EXERCISE:
Assemble all lines in which the string "this" appears.

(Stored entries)
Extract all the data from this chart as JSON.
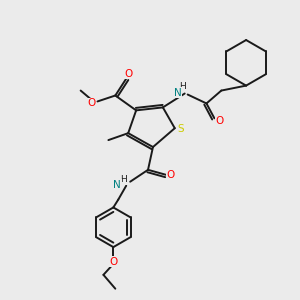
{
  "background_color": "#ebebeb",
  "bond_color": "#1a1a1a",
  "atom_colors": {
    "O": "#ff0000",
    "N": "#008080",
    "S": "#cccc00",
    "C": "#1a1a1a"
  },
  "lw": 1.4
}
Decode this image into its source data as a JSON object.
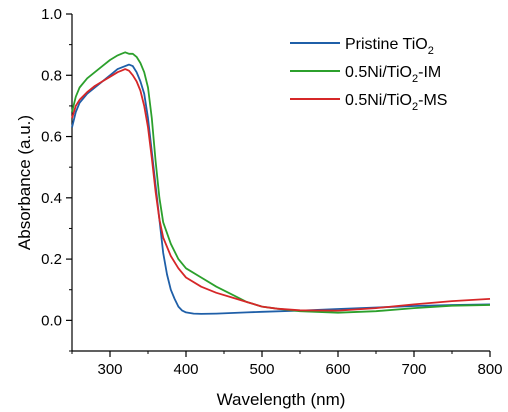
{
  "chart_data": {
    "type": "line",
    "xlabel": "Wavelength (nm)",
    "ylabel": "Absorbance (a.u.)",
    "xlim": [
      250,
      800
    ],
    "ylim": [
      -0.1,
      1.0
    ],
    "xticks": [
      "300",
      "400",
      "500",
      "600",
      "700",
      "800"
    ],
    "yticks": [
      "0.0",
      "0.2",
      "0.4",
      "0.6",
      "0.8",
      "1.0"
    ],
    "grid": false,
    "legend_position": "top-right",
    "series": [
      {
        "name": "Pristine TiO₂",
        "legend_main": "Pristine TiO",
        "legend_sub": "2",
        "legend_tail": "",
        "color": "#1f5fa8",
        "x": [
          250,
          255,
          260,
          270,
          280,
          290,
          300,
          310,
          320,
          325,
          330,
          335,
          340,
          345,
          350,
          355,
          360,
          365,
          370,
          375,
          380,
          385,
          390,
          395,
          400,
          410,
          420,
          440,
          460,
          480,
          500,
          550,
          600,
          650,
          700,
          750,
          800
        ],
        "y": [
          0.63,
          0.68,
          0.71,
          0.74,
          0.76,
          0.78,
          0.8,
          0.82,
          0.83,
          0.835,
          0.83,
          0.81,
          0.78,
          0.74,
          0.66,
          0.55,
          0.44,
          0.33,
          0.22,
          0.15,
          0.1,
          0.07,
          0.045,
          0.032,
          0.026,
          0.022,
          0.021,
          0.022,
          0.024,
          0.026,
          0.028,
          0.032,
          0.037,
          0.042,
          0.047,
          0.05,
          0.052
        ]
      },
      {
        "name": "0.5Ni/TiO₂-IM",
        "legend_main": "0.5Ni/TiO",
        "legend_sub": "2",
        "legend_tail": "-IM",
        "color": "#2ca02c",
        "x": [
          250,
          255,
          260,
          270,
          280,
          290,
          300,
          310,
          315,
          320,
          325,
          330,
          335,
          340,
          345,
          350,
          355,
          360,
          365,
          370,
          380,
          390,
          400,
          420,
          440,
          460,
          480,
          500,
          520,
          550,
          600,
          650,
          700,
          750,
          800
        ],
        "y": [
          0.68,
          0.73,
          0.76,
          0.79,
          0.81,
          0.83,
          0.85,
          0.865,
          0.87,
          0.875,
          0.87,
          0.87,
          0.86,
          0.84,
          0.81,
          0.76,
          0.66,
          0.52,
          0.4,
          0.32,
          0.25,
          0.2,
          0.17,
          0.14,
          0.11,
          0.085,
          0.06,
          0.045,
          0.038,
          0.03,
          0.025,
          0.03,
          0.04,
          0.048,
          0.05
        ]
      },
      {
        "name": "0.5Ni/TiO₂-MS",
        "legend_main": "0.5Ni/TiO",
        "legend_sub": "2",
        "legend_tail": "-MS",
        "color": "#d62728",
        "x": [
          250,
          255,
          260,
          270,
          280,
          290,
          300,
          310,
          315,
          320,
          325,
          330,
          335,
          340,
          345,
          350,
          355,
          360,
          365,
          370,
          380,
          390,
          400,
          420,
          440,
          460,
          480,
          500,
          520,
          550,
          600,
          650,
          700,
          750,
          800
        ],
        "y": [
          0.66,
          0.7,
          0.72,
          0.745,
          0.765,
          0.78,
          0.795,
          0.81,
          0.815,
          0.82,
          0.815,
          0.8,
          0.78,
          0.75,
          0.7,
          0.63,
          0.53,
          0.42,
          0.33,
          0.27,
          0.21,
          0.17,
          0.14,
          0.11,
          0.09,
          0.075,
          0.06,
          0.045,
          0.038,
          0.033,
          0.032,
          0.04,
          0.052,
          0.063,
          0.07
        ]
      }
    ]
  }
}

EXPECTED OUTPUT:
Extract all the data from this chart as JSON.
Decode this image into its source data as a JSON object.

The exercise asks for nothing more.